# EXTRACTED DATA
- - - - - - -
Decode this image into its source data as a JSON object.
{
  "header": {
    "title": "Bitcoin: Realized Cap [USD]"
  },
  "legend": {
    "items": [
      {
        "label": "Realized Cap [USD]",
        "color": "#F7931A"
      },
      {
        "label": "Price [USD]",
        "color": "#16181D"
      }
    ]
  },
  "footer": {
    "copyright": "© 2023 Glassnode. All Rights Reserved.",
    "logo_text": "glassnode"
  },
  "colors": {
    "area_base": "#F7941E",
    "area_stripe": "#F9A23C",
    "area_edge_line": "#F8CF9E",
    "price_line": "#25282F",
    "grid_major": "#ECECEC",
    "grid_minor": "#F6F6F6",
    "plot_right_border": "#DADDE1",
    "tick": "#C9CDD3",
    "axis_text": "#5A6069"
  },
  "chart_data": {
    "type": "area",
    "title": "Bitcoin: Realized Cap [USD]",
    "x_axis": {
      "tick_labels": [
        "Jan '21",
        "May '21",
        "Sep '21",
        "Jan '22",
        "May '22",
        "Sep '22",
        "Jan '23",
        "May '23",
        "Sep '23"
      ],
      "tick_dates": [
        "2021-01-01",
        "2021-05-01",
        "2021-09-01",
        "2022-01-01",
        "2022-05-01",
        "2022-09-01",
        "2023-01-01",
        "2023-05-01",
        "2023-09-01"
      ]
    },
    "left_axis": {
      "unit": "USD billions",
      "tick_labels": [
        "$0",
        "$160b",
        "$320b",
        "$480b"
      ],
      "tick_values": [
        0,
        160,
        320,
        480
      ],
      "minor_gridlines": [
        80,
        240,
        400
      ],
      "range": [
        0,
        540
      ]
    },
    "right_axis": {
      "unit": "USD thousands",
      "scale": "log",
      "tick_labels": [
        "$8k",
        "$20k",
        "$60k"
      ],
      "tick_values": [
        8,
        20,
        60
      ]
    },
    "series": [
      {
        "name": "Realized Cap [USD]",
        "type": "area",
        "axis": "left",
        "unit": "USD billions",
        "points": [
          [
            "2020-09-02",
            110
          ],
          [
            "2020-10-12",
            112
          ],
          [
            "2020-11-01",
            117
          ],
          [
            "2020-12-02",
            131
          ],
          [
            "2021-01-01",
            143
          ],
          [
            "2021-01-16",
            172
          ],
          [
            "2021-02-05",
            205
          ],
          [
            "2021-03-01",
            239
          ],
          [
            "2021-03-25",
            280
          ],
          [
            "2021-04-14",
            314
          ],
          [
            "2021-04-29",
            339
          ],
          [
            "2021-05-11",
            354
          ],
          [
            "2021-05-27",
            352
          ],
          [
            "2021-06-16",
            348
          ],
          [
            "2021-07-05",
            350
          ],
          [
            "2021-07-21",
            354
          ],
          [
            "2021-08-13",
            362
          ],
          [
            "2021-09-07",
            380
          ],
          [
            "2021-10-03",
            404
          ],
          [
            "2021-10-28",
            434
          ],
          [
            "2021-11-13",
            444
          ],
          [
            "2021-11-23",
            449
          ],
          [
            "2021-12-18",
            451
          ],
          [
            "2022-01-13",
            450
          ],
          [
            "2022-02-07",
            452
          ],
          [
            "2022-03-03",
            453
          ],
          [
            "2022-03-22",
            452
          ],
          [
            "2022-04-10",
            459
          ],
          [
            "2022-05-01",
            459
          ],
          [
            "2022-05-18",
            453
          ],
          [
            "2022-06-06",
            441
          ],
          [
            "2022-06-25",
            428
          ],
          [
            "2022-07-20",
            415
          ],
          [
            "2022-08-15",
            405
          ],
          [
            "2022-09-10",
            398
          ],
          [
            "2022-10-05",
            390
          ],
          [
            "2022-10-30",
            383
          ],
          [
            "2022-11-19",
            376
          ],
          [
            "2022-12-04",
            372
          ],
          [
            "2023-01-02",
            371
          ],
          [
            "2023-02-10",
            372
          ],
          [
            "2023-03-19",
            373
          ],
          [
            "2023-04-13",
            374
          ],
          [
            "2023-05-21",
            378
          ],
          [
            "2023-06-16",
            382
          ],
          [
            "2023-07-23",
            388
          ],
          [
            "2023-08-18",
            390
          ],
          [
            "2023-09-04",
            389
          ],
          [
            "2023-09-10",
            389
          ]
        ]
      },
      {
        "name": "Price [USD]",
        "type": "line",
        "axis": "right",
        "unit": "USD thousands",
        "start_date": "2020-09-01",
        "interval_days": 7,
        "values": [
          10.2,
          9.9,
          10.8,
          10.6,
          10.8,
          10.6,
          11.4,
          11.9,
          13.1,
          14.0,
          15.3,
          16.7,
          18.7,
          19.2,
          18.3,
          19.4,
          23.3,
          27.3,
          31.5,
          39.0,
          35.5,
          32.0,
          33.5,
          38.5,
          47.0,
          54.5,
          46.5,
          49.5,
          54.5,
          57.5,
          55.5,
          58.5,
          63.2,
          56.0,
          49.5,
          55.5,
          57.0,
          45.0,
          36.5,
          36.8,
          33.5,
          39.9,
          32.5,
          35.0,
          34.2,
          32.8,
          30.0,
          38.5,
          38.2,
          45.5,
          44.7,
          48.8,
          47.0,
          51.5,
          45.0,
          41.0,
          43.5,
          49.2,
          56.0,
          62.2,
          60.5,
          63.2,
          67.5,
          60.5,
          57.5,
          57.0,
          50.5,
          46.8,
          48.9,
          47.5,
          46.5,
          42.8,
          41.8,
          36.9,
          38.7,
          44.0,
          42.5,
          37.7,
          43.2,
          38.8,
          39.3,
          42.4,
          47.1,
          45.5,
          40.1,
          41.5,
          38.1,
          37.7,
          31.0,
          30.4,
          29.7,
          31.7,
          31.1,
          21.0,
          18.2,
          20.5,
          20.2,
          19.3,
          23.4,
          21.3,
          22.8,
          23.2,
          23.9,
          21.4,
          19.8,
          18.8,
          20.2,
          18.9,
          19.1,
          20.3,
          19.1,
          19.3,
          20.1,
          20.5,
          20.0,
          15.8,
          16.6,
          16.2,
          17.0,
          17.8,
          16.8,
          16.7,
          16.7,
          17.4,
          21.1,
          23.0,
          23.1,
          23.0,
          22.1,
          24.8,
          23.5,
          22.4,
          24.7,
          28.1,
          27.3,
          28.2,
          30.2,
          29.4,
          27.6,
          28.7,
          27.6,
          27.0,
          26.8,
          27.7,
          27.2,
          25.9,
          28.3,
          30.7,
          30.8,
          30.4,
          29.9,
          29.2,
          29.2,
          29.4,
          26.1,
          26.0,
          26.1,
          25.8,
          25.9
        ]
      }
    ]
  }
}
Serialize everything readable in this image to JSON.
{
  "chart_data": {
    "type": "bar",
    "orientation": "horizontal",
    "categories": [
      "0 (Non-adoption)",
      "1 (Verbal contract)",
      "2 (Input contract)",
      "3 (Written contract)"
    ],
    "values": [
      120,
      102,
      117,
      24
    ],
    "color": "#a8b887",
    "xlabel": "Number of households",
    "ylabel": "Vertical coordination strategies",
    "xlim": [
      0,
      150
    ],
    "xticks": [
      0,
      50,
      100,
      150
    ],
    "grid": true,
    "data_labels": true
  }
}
- - - - - - -
# THE REQUEST
Using the records given above, list every line that includes the word "contract".

# WRITTEN REPLY
      "1 (Verbal contract)",
      "2 (Input contract)",
      "3 (Written contract)"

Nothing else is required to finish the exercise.